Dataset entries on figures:
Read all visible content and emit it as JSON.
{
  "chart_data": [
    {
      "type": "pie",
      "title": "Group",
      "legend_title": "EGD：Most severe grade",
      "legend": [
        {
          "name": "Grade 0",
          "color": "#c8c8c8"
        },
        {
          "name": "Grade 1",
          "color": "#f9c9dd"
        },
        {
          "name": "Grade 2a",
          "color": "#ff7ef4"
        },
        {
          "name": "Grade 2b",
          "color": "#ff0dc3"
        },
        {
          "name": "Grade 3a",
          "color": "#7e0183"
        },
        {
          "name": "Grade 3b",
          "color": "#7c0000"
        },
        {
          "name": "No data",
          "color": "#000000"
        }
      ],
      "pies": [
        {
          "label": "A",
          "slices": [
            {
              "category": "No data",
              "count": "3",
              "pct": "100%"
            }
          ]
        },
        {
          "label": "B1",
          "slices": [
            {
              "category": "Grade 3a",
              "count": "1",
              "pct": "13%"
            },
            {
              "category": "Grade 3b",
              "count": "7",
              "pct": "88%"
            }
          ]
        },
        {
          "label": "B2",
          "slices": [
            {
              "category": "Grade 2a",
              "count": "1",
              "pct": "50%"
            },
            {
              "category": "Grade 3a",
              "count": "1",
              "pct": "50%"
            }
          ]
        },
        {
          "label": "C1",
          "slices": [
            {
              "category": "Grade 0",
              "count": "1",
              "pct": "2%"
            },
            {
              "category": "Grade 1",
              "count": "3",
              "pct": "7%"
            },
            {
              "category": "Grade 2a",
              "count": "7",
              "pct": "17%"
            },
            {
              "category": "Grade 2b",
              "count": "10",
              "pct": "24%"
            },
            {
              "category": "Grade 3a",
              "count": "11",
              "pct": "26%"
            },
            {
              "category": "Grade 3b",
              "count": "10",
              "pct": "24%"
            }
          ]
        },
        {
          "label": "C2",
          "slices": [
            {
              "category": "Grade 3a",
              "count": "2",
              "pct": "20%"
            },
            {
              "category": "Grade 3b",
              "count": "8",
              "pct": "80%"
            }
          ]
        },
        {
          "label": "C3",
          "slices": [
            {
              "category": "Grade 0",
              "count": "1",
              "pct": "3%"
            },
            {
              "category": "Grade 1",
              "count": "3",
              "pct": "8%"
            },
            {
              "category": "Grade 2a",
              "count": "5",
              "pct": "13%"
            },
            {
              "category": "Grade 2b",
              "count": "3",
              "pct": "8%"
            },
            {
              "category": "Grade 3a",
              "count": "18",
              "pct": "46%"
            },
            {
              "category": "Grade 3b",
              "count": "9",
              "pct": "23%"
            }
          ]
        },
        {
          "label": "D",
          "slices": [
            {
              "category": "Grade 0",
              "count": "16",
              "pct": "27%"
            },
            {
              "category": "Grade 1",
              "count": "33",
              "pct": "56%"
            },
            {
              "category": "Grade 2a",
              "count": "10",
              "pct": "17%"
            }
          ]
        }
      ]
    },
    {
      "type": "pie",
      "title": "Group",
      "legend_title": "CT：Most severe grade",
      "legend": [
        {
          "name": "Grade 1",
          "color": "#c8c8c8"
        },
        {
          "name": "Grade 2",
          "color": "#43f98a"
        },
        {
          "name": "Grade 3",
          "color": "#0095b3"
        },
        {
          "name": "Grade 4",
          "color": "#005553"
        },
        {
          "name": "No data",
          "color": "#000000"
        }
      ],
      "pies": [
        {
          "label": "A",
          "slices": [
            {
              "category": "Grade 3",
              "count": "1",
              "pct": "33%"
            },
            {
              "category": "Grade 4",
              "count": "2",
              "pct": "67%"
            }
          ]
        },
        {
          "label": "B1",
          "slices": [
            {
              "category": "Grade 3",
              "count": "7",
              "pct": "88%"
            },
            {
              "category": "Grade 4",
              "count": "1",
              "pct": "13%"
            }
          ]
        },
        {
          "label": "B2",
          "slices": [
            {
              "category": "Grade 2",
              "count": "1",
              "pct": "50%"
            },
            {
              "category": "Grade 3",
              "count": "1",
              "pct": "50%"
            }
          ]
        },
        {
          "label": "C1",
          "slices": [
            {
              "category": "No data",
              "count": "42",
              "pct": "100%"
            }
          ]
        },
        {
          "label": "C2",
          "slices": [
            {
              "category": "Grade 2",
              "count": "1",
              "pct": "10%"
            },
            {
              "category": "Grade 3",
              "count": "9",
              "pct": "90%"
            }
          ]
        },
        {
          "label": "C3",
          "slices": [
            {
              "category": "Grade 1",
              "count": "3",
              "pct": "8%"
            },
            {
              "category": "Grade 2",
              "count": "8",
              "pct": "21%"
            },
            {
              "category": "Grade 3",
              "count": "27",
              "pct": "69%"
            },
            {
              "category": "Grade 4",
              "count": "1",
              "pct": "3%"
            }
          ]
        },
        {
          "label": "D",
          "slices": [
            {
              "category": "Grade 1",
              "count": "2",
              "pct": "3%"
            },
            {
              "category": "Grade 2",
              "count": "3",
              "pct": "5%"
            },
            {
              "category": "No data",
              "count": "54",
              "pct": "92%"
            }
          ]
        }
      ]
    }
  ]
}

- WRITTEN REQUEST -
Set down the listing above in full, please, exactly as it appears.

- OUTPUT FOR THIS EXERCISE -
Read all visible content and emit it as JSON.
{
  "chart_data": [
    {
      "type": "pie",
      "title": "Group",
      "legend_title": "EGD：Most severe grade",
      "legend": [
        {
          "name": "Grade 0",
          "color": "#c8c8c8"
        },
        {
          "name": "Grade 1",
          "color": "#f9c9dd"
        },
        {
          "name": "Grade 2a",
          "color": "#ff7ef4"
        },
        {
          "name": "Grade 2b",
          "color": "#ff0dc3"
        },
        {
          "name": "Grade 3a",
          "color": "#7e0183"
        },
        {
          "name": "Grade 3b",
          "color": "#7c0000"
        },
        {
          "name": "No data",
          "color": "#000000"
        }
      ],
      "pies": [
        {
          "label": "A",
          "slices": [
            {
              "category": "No data",
              "count": "3",
              "pct": "100%"
            }
          ]
        },
        {
          "label": "B1",
          "slices": [
            {
              "category": "Grade 3a",
              "count": "1",
              "pct": "13%"
            },
            {
              "category": "Grade 3b",
              "count": "7",
              "pct": "88%"
            }
          ]
        },
        {
          "label": "B2",
          "slices": [
            {
              "category": "Grade 2a",
              "count": "1",
              "pct": "50%"
            },
            {
              "category": "Grade 3a",
              "count": "1",
              "pct": "50%"
            }
          ]
        },
        {
          "label": "C1",
          "slices": [
            {
              "category": "Grade 0",
              "count": "1",
              "pct": "2%"
            },
            {
              "category": "Grade 1",
              "count": "3",
              "pct": "7%"
            },
            {
              "category": "Grade 2a",
              "count": "7",
              "pct": "17%"
            },
            {
              "category": "Grade 2b",
              "count": "10",
              "pct": "24%"
            },
            {
              "category": "Grade 3a",
              "count": "11",
              "pct": "26%"
            },
            {
              "category": "Grade 3b",
              "count": "10",
              "pct": "24%"
            }
          ]
        },
        {
          "label": "C2",
          "slices": [
            {
              "category": "Grade 3a",
              "count": "2",
              "pct": "20%"
            },
            {
              "category": "Grade 3b",
              "count": "8",
              "pct": "80%"
            }
          ]
        },
        {
          "label": "C3",
          "slices": [
            {
              "category": "Grade 0",
              "count": "1",
              "pct": "3%"
            },
            {
              "category": "Grade 1",
              "count": "3",
              "pct": "8%"
            },
            {
              "category": "Grade 2a",
              "count": "5",
              "pct": "13%"
            },
            {
              "category": "Grade 2b",
              "count": "3",
              "pct": "8%"
            },
            {
              "category": "Grade 3a",
              "count": "18",
              "pct": "46%"
            },
            {
              "category": "Grade 3b",
              "count": "9",
              "pct": "23%"
            }
          ]
        },
        {
          "label": "D",
          "slices": [
            {
              "category": "Grade 0",
              "count": "16",
              "pct": "27%"
            },
            {
              "category": "Grade 1",
              "count": "33",
              "pct": "56%"
            },
            {
              "category": "Grade 2a",
              "count": "10",
              "pct": "17%"
            }
          ]
        }
      ]
    },
    {
      "type": "pie",
      "title": "Group",
      "legend_title": "CT：Most severe grade",
      "legend": [
        {
          "name": "Grade 1",
          "color": "#c8c8c8"
        },
        {
          "name": "Grade 2",
          "color": "#43f98a"
        },
        {
          "name": "Grade 3",
          "color": "#0095b3"
        },
        {
          "name": "Grade 4",
          "color": "#005553"
        },
        {
          "name": "No data",
          "color": "#000000"
        }
      ],
      "pies": [
        {
          "label": "A",
          "slices": [
            {
              "category": "Grade 3",
              "count": "1",
              "pct": "33%"
            },
            {
              "category": "Grade 4",
              "count": "2",
              "pct": "67%"
            }
          ]
        },
        {
          "label": "B1",
          "slices": [
            {
              "category": "Grade 3",
              "count": "7",
              "pct": "88%"
            },
            {
              "category": "Grade 4",
              "count": "1",
              "pct": "13%"
            }
          ]
        },
        {
          "label": "B2",
          "slices": [
            {
              "category": "Grade 2",
              "count": "1",
              "pct": "50%"
            },
            {
              "category": "Grade 3",
              "count": "1",
              "pct": "50%"
            }
          ]
        },
        {
          "label": "C1",
          "slices": [
            {
              "category": "No data",
              "count": "42",
              "pct": "100%"
            }
          ]
        },
        {
          "label": "C2",
          "slices": [
            {
              "category": "Grade 2",
              "count": "1",
              "pct": "10%"
            },
            {
              "category": "Grade 3",
              "count": "9",
              "pct": "90%"
            }
          ]
        },
        {
          "label": "C3",
          "slices": [
            {
              "category": "Grade 1",
              "count": "3",
              "pct": "8%"
            },
            {
              "category": "Grade 2",
              "count": "8",
              "pct": "21%"
            },
            {
              "category": "Grade 3",
              "count": "27",
              "pct": "69%"
            },
            {
              "category": "Grade 4",
              "count": "1",
              "pct": "3%"
            }
          ]
        },
        {
          "label": "D",
          "slices": [
            {
              "category": "Grade 1",
              "count": "2",
              "pct": "3%"
            },
            {
              "category": "Grade 2",
              "count": "3",
              "pct": "5%"
            },
            {
              "category": "No data",
              "count": "54",
              "pct": "92%"
            }
          ]
        }
      ]
    }
  ]
}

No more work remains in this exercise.